▸ **PROBLEM STATEMENT**
Reproduce the listing exactly and skip over any pictures.

Records that describe figures
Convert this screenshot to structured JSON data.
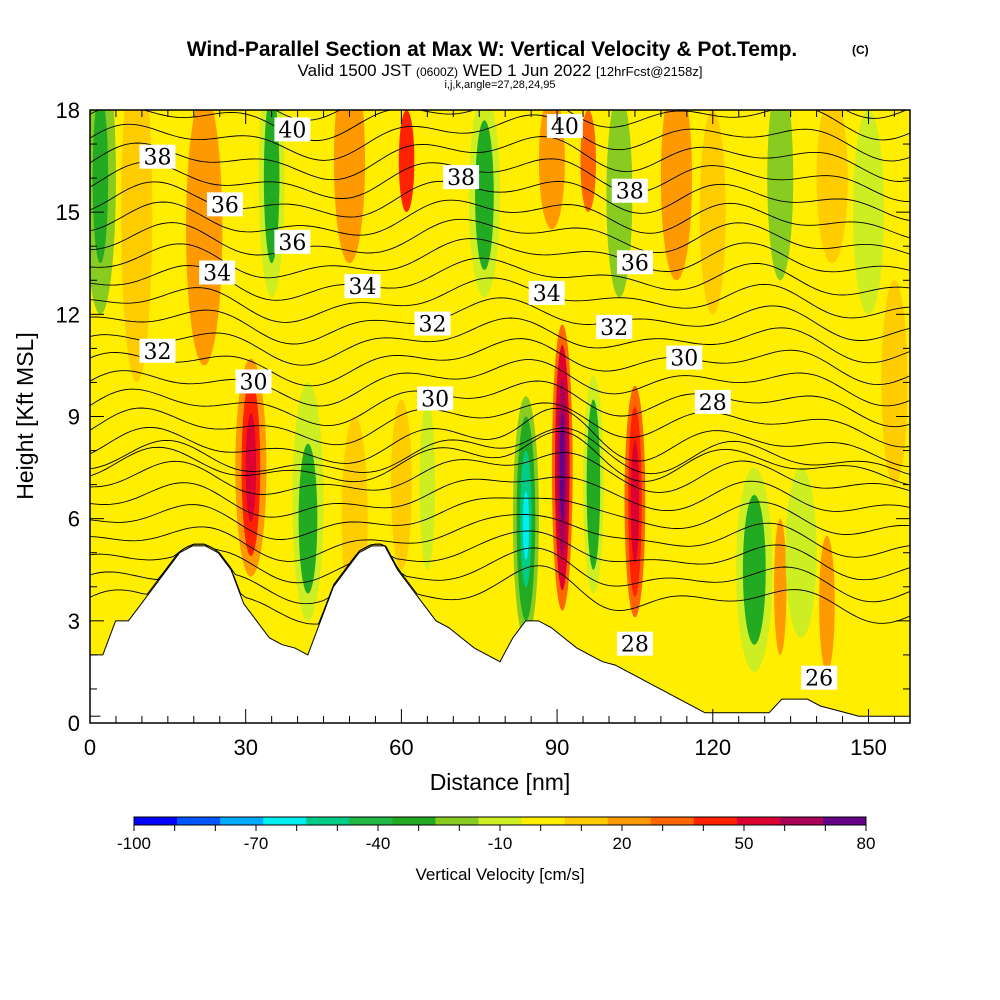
{
  "title": {
    "main": "Wind-Parallel Section at Max W: Vertical Velocity & Pot.Temp.",
    "copyright": "(C)",
    "valid_prefix": "Valid 1500 JST",
    "utc": "(0600Z)",
    "valid_date": "WED 1 Jun 2022",
    "forecast": "[12hrFcst@2158z]",
    "indices": "i,j,k,angle=27,28,24,95"
  },
  "chart_data": {
    "type": "heatmap",
    "xlabel": "Distance [nm]",
    "ylabel": "Height [Kft MSL]",
    "xlim": [
      0,
      158
    ],
    "ylim": [
      0,
      18
    ],
    "x_ticks": [
      0,
      30,
      60,
      90,
      120,
      150
    ],
    "y_ticks": [
      0,
      3,
      6,
      9,
      12,
      15,
      18
    ],
    "fill_variable": "Vertical Velocity [cm/s]",
    "colorbar": {
      "label": "Vertical Velocity [cm/s]",
      "range": [
        -100,
        80
      ],
      "tick_labels": [
        "-100",
        "-70",
        "-40",
        "-10",
        "20",
        "50",
        "80"
      ],
      "colors": [
        "#0000ff",
        "#0055ff",
        "#00aaff",
        "#00eeee",
        "#00cc88",
        "#22b844",
        "#22aa22",
        "#88cc22",
        "#ccee22",
        "#ffee00",
        "#ffcc00",
        "#ff9900",
        "#ff6600",
        "#ff2200",
        "#dd0033",
        "#aa0055",
        "#660088"
      ]
    },
    "contour_variable": "potential temperature",
    "contour_labels": [
      {
        "text": "40",
        "x": 39,
        "y": 17.4
      },
      {
        "text": "40",
        "x": 91.5,
        "y": 17.5
      },
      {
        "text": "38",
        "x": 13,
        "y": 16.6
      },
      {
        "text": "38",
        "x": 71.5,
        "y": 16.0
      },
      {
        "text": "38",
        "x": 104,
        "y": 15.6
      },
      {
        "text": "36",
        "x": 26,
        "y": 15.2
      },
      {
        "text": "36",
        "x": 39,
        "y": 14.1
      },
      {
        "text": "36",
        "x": 105,
        "y": 13.5
      },
      {
        "text": "34",
        "x": 24.5,
        "y": 13.2
      },
      {
        "text": "34",
        "x": 52.5,
        "y": 12.8
      },
      {
        "text": "34",
        "x": 88,
        "y": 12.6
      },
      {
        "text": "32",
        "x": 13,
        "y": 10.9
      },
      {
        "text": "32",
        "x": 66,
        "y": 11.7
      },
      {
        "text": "32",
        "x": 101,
        "y": 11.6
      },
      {
        "text": "30",
        "x": 31.5,
        "y": 10.0
      },
      {
        "text": "30",
        "x": 66.5,
        "y": 9.5
      },
      {
        "text": "30",
        "x": 114.5,
        "y": 10.7
      },
      {
        "text": "28",
        "x": 120,
        "y": 9.4
      },
      {
        "text": "28",
        "x": 105,
        "y": 2.3
      },
      {
        "text": "26",
        "x": 140.5,
        "y": 1.3
      }
    ],
    "terrain_height": [
      2,
      2,
      3,
      3,
      3.5,
      4,
      4.5,
      5,
      5.2,
      5.2,
      5,
      4.5,
      3.5,
      3,
      2.5,
      2.3,
      2.2,
      2,
      3,
      4,
      4.5,
      5,
      5.2,
      5.2,
      4.5,
      4,
      3.5,
      3,
      2.8,
      2.5,
      2.2,
      2,
      1.8,
      2.5,
      3,
      3,
      2.8,
      2.5,
      2.2,
      2,
      1.8,
      1.7,
      1.5,
      1.3,
      1.1,
      0.9,
      0.7,
      0.5,
      0.3,
      0.3,
      0.3,
      0.3,
      0.3,
      0.3,
      0.7,
      0.7,
      0.7,
      0.5,
      0.4,
      0.3,
      0.2,
      0.2,
      0.2,
      0.2,
      0.2
    ]
  }
}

▸ **COMPLETE ANSWER**
Convert this screenshot to structured JSON data.
{
  "title": {
    "main": "Wind-Parallel Section at Max W: Vertical Velocity & Pot.Temp.",
    "copyright": "(C)",
    "valid_prefix": "Valid 1500 JST",
    "utc": "(0600Z)",
    "valid_date": "WED 1 Jun 2022",
    "forecast": "[12hrFcst@2158z]",
    "indices": "i,j,k,angle=27,28,24,95"
  },
  "chart_data": {
    "type": "heatmap",
    "xlabel": "Distance [nm]",
    "ylabel": "Height [Kft MSL]",
    "xlim": [
      0,
      158
    ],
    "ylim": [
      0,
      18
    ],
    "x_ticks": [
      0,
      30,
      60,
      90,
      120,
      150
    ],
    "y_ticks": [
      0,
      3,
      6,
      9,
      12,
      15,
      18
    ],
    "fill_variable": "Vertical Velocity [cm/s]",
    "colorbar": {
      "label": "Vertical Velocity [cm/s]",
      "range": [
        -100,
        80
      ],
      "tick_labels": [
        "-100",
        "-70",
        "-40",
        "-10",
        "20",
        "50",
        "80"
      ],
      "colors": [
        "#0000ff",
        "#0055ff",
        "#00aaff",
        "#00eeee",
        "#00cc88",
        "#22b844",
        "#22aa22",
        "#88cc22",
        "#ccee22",
        "#ffee00",
        "#ffcc00",
        "#ff9900",
        "#ff6600",
        "#ff2200",
        "#dd0033",
        "#aa0055",
        "#660088"
      ]
    },
    "contour_variable": "potential temperature",
    "contour_labels": [
      {
        "text": "40",
        "x": 39,
        "y": 17.4
      },
      {
        "text": "40",
        "x": 91.5,
        "y": 17.5
      },
      {
        "text": "38",
        "x": 13,
        "y": 16.6
      },
      {
        "text": "38",
        "x": 71.5,
        "y": 16.0
      },
      {
        "text": "38",
        "x": 104,
        "y": 15.6
      },
      {
        "text": "36",
        "x": 26,
        "y": 15.2
      },
      {
        "text": "36",
        "x": 39,
        "y": 14.1
      },
      {
        "text": "36",
        "x": 105,
        "y": 13.5
      },
      {
        "text": "34",
        "x": 24.5,
        "y": 13.2
      },
      {
        "text": "34",
        "x": 52.5,
        "y": 12.8
      },
      {
        "text": "34",
        "x": 88,
        "y": 12.6
      },
      {
        "text": "32",
        "x": 13,
        "y": 10.9
      },
      {
        "text": "32",
        "x": 66,
        "y": 11.7
      },
      {
        "text": "32",
        "x": 101,
        "y": 11.6
      },
      {
        "text": "30",
        "x": 31.5,
        "y": 10.0
      },
      {
        "text": "30",
        "x": 66.5,
        "y": 9.5
      },
      {
        "text": "30",
        "x": 114.5,
        "y": 10.7
      },
      {
        "text": "28",
        "x": 120,
        "y": 9.4
      },
      {
        "text": "28",
        "x": 105,
        "y": 2.3
      },
      {
        "text": "26",
        "x": 140.5,
        "y": 1.3
      }
    ],
    "terrain_height": [
      2,
      2,
      3,
      3,
      3.5,
      4,
      4.5,
      5,
      5.2,
      5.2,
      5,
      4.5,
      3.5,
      3,
      2.5,
      2.3,
      2.2,
      2,
      3,
      4,
      4.5,
      5,
      5.2,
      5.2,
      4.5,
      4,
      3.5,
      3,
      2.8,
      2.5,
      2.2,
      2,
      1.8,
      2.5,
      3,
      3,
      2.8,
      2.5,
      2.2,
      2,
      1.8,
      1.7,
      1.5,
      1.3,
      1.1,
      0.9,
      0.7,
      0.5,
      0.3,
      0.3,
      0.3,
      0.3,
      0.3,
      0.3,
      0.7,
      0.7,
      0.7,
      0.5,
      0.4,
      0.3,
      0.2,
      0.2,
      0.2,
      0.2,
      0.2
    ]
  }
}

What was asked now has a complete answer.